_Prompt_.
Only the number is wanted: how many lines contain the string "JSON"?

_Task data_.
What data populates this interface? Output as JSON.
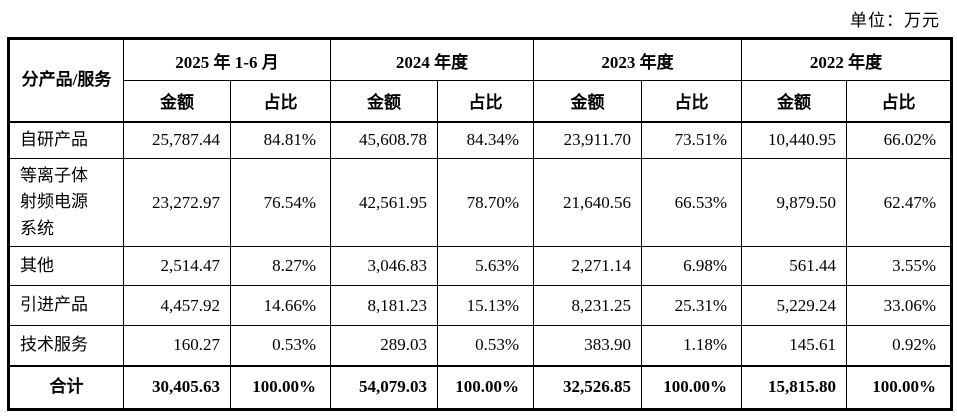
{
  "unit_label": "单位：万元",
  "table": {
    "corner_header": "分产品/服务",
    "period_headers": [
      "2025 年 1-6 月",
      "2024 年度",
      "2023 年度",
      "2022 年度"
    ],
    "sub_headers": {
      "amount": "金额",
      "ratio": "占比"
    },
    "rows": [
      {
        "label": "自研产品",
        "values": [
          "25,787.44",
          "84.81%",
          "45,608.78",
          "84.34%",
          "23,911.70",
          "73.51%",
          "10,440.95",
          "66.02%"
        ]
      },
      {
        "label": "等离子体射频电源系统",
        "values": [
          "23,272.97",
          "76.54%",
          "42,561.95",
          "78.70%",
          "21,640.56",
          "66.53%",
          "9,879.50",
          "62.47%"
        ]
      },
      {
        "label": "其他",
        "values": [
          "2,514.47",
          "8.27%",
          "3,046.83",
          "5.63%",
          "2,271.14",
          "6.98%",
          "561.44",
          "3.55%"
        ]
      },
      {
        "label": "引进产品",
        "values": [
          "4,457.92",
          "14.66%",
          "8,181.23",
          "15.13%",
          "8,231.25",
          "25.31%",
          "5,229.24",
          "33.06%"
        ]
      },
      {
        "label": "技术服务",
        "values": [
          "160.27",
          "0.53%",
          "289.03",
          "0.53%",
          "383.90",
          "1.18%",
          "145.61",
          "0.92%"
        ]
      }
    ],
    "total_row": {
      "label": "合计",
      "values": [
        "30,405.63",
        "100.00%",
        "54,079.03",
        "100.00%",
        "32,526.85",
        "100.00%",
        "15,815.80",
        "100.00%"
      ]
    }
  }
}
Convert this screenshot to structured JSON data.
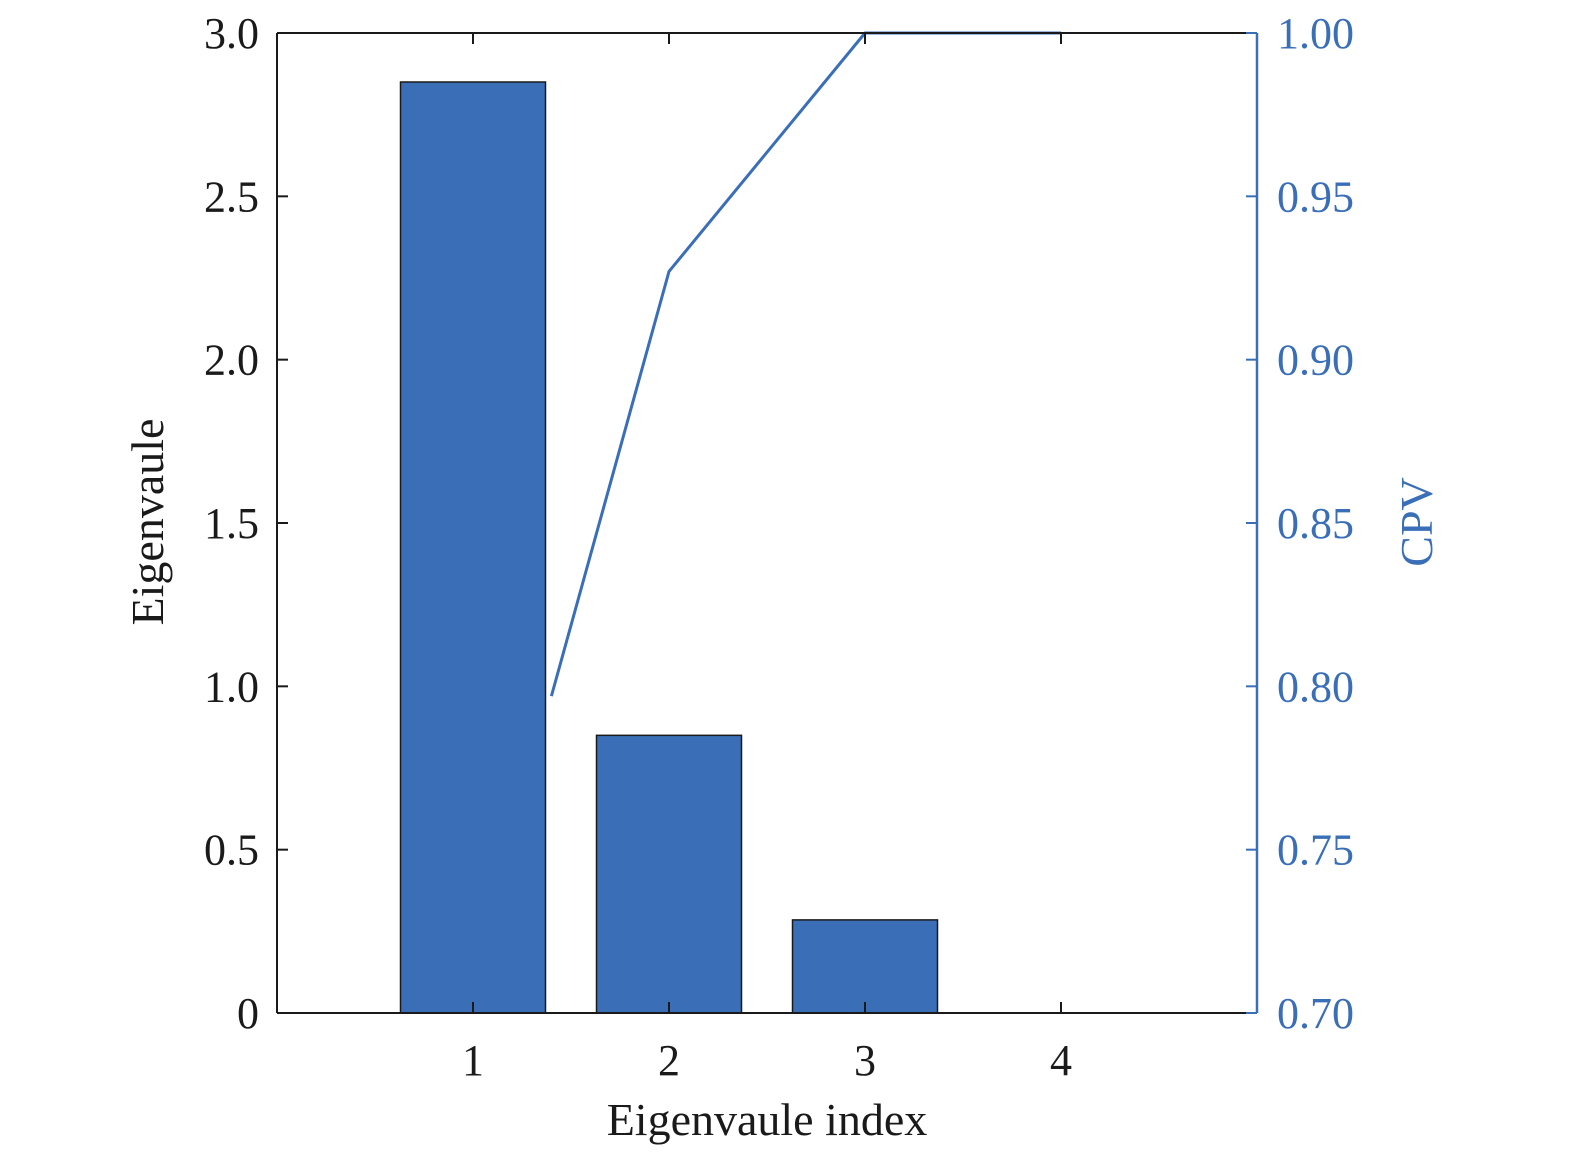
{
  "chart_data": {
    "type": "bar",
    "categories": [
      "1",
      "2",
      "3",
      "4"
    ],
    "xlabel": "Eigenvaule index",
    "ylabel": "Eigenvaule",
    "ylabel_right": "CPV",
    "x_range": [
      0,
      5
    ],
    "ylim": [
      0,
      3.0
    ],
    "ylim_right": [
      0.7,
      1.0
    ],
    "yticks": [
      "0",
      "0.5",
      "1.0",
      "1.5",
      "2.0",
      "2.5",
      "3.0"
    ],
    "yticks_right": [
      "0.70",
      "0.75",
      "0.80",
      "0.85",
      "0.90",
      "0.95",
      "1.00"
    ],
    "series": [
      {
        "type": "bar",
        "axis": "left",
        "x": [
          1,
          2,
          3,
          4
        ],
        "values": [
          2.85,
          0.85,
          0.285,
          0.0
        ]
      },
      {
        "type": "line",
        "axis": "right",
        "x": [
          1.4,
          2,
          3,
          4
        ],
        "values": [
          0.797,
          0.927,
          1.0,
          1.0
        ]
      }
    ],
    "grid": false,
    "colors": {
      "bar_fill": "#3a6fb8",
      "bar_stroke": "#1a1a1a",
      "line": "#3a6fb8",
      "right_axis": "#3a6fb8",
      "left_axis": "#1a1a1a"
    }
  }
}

* * *

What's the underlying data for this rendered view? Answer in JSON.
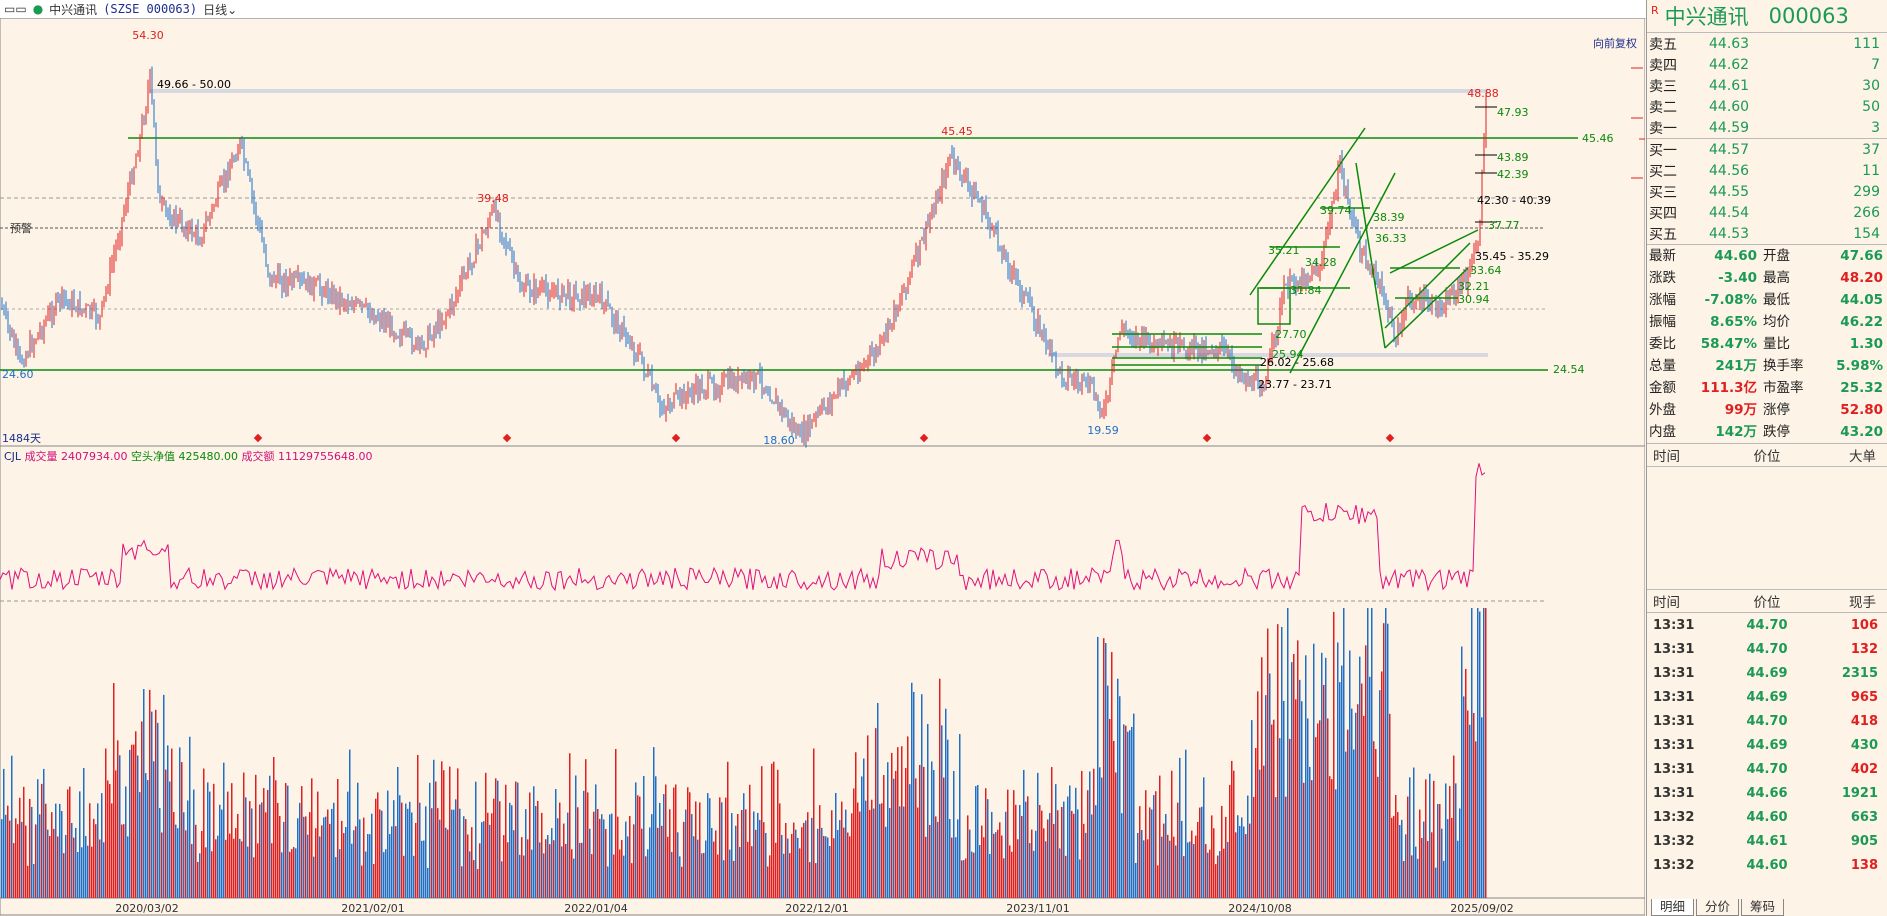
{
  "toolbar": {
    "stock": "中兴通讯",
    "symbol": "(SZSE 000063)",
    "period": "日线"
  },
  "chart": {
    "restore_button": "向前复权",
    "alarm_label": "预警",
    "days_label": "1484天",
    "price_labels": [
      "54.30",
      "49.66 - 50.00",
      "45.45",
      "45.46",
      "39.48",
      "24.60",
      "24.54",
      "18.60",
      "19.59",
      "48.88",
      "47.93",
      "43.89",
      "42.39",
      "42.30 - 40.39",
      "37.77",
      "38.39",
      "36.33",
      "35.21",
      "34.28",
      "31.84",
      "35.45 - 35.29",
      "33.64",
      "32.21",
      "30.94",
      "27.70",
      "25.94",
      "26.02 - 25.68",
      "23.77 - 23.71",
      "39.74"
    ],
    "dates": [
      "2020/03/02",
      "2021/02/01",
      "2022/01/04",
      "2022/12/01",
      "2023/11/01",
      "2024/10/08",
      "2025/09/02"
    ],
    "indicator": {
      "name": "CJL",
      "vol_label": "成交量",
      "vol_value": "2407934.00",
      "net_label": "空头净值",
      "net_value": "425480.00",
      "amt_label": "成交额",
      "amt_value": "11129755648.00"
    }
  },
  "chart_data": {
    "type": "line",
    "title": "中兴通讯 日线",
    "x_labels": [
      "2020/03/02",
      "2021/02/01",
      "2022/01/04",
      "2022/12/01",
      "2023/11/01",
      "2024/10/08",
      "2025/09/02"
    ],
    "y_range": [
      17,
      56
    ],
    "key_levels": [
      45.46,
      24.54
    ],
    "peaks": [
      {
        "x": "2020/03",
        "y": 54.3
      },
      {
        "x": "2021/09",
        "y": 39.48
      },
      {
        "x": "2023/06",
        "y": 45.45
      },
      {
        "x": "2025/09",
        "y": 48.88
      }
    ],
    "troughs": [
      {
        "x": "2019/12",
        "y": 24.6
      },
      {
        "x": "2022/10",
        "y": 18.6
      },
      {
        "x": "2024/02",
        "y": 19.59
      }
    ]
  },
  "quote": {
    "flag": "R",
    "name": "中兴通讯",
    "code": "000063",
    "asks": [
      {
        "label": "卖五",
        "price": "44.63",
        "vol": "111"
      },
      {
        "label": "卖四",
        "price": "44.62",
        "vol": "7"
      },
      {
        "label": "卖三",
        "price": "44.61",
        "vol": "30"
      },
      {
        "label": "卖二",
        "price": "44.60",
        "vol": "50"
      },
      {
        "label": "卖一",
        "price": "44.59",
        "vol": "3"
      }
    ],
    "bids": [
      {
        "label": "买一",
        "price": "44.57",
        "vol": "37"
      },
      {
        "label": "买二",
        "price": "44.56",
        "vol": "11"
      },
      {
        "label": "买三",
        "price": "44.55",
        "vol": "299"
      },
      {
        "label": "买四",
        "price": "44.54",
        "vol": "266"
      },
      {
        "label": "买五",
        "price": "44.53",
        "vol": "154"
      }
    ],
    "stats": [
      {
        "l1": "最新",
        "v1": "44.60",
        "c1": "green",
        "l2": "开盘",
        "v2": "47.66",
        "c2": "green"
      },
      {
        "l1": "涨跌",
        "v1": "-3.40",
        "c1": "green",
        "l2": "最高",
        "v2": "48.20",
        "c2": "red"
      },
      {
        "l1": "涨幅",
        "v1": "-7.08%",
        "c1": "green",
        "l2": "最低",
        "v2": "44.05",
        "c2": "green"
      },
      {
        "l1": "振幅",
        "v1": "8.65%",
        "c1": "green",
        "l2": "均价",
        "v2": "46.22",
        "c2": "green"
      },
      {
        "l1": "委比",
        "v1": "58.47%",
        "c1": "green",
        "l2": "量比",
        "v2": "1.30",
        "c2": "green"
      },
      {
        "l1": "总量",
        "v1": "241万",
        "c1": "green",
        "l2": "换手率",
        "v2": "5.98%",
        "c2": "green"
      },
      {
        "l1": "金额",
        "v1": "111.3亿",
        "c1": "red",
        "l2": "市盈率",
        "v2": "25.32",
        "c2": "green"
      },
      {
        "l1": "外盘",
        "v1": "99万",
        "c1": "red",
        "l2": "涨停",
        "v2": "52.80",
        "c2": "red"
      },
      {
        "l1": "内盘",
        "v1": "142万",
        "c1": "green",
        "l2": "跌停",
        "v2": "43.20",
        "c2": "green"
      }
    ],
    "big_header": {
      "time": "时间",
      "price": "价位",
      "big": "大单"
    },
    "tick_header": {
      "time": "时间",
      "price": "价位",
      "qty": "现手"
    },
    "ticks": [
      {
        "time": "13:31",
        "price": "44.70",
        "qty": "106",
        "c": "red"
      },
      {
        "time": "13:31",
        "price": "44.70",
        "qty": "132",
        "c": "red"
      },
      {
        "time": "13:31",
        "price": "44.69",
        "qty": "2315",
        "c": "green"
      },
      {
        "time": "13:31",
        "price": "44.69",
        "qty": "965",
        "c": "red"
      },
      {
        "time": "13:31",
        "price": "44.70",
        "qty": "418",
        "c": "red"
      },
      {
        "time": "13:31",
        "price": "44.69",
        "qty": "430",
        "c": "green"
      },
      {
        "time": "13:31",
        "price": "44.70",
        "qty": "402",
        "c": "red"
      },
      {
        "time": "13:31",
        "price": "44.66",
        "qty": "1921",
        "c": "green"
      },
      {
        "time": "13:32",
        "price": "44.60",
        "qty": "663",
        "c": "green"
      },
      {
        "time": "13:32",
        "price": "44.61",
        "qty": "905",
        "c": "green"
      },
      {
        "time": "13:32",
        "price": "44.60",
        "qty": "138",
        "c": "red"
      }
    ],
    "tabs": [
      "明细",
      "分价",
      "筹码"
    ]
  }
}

_Full response_.
3